[Stored data entries]
┌──

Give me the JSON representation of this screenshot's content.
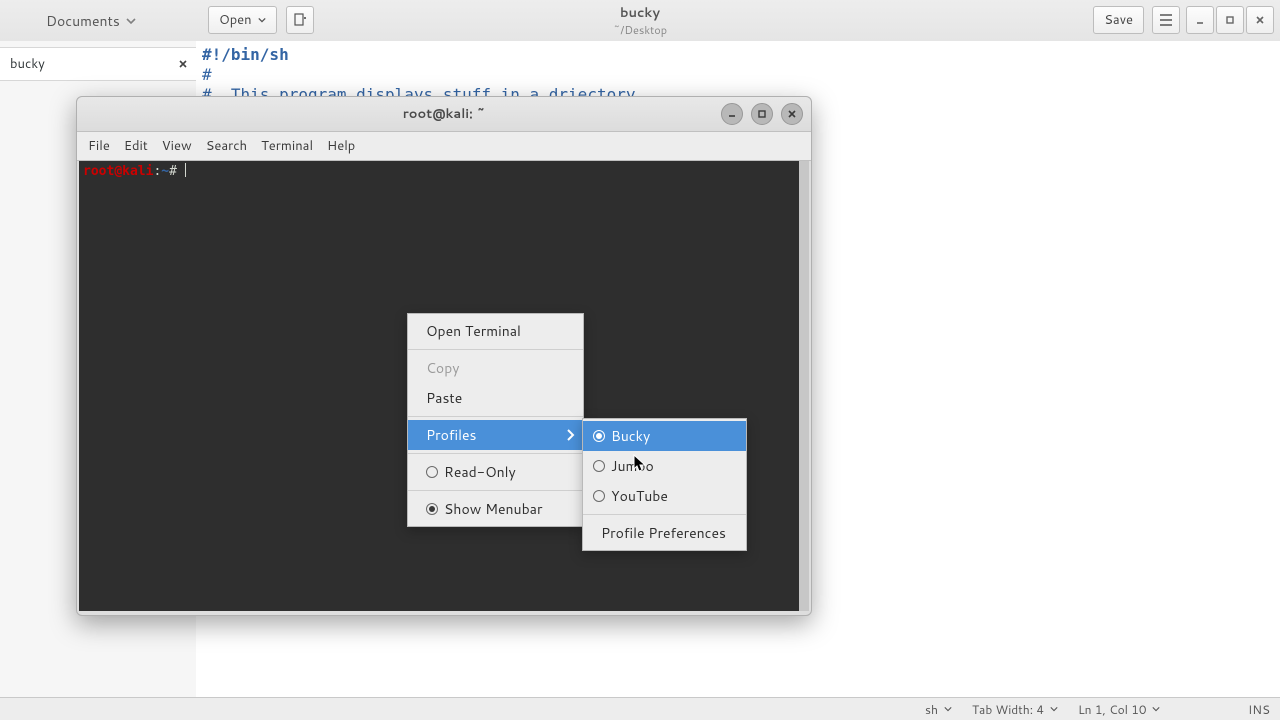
{
  "gedit": {
    "folder_label": "Documents",
    "open_label": "Open",
    "title": "bucky",
    "subtitle": "~/Desktop",
    "save_label": "Save",
    "tab_name": "bucky",
    "code_line1": "#!/bin/sh",
    "code_line2": "#",
    "code_line3": "#  This program displays stuff in a driectory",
    "status": {
      "lang": "sh",
      "tabw": "Tab Width: 4",
      "pos": "Ln 1, Col 10",
      "ins": "INS"
    }
  },
  "terminal": {
    "title": "root@kali: ~",
    "menus": [
      "File",
      "Edit",
      "View",
      "Search",
      "Terminal",
      "Help"
    ],
    "prompt_user": "root",
    "prompt_at": "@",
    "prompt_host": "kali",
    "prompt_colon": ":",
    "prompt_path": "~",
    "prompt_suffix": "# "
  },
  "ctx1": {
    "open_terminal": "Open Terminal",
    "copy": "Copy",
    "paste": "Paste",
    "profiles": "Profiles",
    "readonly": "Read-Only",
    "showmenubar": "Show Menubar"
  },
  "ctx2": {
    "items": [
      {
        "label": "Bucky",
        "checked": true
      },
      {
        "label": "Jumbo",
        "checked": false
      },
      {
        "label": "YouTube",
        "checked": false
      }
    ],
    "prefs": "Profile Preferences"
  }
}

└──

Print the complete listing exactly as it stands, without its pictures.

Response to this exercise >>
Give me the JSON representation of this screenshot's content.
{
  "gedit": {
    "folder_label": "Documents",
    "open_label": "Open",
    "title": "bucky",
    "subtitle": "~/Desktop",
    "save_label": "Save",
    "tab_name": "bucky",
    "code_line1": "#!/bin/sh",
    "code_line2": "#",
    "code_line3": "#  This program displays stuff in a driectory",
    "status": {
      "lang": "sh",
      "tabw": "Tab Width: 4",
      "pos": "Ln 1, Col 10",
      "ins": "INS"
    }
  },
  "terminal": {
    "title": "root@kali: ~",
    "menus": [
      "File",
      "Edit",
      "View",
      "Search",
      "Terminal",
      "Help"
    ],
    "prompt_user": "root",
    "prompt_at": "@",
    "prompt_host": "kali",
    "prompt_colon": ":",
    "prompt_path": "~",
    "prompt_suffix": "# "
  },
  "ctx1": {
    "open_terminal": "Open Terminal",
    "copy": "Copy",
    "paste": "Paste",
    "profiles": "Profiles",
    "readonly": "Read-Only",
    "showmenubar": "Show Menubar"
  },
  "ctx2": {
    "items": [
      {
        "label": "Bucky",
        "checked": true
      },
      {
        "label": "Jumbo",
        "checked": false
      },
      {
        "label": "YouTube",
        "checked": false
      }
    ],
    "prefs": "Profile Preferences"
  }
}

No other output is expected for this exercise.